WHAT THE TASK ASKS: For the material that follows, list every line containing the word "现金比率".

RECORDS SUPPLIED:
----------------
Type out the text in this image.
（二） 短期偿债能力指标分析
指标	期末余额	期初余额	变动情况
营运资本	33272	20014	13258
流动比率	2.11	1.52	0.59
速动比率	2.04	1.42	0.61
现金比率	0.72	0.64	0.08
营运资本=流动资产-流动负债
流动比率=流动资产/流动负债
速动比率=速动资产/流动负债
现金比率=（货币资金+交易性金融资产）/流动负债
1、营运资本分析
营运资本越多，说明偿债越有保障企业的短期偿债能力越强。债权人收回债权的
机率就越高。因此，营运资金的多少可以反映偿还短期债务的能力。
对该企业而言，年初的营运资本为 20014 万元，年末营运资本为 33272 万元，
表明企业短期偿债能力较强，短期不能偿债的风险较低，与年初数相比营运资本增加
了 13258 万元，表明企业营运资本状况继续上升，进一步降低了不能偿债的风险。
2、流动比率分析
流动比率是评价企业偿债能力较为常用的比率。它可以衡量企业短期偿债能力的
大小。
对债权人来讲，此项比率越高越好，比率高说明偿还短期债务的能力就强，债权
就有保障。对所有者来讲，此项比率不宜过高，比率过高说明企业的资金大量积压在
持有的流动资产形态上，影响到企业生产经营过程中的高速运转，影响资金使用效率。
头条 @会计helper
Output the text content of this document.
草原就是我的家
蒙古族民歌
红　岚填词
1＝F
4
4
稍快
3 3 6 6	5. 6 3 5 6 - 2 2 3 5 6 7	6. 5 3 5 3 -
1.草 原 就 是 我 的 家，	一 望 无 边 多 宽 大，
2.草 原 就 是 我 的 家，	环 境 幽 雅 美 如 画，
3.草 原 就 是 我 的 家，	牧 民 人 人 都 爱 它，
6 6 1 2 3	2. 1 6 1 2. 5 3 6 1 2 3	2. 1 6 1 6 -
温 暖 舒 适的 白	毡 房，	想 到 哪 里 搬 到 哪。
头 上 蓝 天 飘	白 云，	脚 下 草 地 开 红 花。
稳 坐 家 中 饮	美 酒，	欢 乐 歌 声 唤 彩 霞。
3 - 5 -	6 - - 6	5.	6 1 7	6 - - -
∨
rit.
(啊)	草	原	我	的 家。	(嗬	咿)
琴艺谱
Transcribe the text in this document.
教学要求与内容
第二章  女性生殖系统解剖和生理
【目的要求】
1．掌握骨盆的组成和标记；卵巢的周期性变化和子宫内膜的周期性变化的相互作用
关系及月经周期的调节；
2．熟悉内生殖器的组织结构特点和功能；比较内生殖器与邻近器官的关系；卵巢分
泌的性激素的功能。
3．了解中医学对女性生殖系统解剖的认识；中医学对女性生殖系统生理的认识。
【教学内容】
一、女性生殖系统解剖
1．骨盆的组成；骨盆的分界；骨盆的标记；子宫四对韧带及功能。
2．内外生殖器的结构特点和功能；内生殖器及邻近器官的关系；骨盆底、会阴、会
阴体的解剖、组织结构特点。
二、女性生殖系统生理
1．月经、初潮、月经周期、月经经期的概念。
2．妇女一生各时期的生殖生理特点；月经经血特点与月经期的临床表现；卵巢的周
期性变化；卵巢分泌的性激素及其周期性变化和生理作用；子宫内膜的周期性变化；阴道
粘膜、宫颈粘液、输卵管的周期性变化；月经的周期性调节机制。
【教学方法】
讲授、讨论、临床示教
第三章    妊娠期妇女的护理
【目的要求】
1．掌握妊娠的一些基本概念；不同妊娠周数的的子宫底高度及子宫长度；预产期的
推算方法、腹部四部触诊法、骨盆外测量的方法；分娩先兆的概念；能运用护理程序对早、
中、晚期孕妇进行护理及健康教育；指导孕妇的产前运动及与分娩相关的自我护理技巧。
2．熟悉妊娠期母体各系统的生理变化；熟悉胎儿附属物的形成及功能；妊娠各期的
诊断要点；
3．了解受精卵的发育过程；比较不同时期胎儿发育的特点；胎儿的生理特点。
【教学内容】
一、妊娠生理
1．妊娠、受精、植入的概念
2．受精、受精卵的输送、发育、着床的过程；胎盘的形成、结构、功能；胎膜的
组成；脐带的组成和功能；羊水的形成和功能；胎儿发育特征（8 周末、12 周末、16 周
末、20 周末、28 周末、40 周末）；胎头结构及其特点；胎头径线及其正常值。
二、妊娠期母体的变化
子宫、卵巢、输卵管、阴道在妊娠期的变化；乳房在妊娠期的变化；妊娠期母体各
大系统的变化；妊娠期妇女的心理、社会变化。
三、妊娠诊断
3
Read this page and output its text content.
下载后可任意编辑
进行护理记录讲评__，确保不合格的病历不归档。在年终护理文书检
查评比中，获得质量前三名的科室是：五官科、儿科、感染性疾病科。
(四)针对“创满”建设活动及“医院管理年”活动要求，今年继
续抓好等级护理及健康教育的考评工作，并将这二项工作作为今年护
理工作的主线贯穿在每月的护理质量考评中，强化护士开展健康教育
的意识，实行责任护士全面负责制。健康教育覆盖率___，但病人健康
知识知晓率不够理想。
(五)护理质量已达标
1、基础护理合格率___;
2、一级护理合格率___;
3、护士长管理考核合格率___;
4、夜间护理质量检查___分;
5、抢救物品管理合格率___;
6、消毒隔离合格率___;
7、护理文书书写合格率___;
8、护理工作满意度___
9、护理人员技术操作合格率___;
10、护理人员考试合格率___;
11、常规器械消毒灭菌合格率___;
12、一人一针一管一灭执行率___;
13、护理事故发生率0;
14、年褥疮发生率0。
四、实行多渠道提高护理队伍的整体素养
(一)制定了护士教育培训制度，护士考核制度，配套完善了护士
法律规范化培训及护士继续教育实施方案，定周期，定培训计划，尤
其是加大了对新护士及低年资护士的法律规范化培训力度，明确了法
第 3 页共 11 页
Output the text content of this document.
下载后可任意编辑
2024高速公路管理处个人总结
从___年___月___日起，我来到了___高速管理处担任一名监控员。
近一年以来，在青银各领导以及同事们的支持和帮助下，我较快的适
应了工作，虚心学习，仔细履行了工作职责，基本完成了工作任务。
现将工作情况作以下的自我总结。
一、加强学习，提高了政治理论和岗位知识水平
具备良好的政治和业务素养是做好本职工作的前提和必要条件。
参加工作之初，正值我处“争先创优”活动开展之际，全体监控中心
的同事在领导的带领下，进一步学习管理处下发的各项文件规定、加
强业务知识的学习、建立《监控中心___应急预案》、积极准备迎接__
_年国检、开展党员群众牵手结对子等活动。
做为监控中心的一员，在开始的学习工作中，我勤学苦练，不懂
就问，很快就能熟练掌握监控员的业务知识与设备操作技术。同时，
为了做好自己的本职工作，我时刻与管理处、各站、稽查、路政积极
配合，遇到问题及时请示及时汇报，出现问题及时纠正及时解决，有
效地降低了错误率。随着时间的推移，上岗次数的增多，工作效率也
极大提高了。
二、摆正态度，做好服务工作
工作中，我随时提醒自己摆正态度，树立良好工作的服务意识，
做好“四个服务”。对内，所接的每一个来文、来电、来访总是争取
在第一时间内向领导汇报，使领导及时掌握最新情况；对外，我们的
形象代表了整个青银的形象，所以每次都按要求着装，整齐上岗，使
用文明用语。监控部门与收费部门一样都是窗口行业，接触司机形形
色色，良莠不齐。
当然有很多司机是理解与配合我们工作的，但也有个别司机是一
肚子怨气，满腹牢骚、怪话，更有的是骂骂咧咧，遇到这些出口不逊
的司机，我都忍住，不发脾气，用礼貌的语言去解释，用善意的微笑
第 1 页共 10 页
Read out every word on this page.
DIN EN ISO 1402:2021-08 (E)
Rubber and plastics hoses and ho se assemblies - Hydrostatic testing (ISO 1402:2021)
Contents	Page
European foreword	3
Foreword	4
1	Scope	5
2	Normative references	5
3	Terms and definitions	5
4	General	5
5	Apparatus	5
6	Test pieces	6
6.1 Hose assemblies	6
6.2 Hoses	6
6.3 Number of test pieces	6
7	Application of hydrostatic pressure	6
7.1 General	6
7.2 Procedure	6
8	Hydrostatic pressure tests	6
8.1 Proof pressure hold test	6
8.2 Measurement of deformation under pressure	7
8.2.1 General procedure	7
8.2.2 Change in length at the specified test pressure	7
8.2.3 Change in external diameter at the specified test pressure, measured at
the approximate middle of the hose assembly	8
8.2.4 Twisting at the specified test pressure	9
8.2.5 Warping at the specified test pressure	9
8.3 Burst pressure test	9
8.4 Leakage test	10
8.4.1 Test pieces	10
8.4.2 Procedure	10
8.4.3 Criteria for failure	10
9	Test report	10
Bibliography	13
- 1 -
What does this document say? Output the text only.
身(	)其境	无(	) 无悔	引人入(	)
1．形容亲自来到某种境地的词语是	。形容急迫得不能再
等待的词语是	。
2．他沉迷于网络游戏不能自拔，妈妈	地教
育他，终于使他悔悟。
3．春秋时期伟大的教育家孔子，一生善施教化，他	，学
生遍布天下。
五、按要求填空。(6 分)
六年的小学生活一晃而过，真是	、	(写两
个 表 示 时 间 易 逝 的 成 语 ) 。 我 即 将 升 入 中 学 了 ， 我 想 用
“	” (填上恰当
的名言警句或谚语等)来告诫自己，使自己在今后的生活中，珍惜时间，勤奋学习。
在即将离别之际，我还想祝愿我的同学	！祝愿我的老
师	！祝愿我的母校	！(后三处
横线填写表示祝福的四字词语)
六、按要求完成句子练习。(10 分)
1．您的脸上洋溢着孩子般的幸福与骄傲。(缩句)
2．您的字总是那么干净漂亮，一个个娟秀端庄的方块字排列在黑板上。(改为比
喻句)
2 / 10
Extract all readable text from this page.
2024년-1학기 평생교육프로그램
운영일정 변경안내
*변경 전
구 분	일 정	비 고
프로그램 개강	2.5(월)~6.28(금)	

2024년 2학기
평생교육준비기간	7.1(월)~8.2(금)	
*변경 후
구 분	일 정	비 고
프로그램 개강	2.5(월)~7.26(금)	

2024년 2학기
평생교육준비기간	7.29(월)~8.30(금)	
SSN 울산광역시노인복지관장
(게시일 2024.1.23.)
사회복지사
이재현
----------------
CORRECT ANSWER:
现金比率	0.72	0.64	0.08
现金比率=（货币资金+交易性金融资产）/流动负债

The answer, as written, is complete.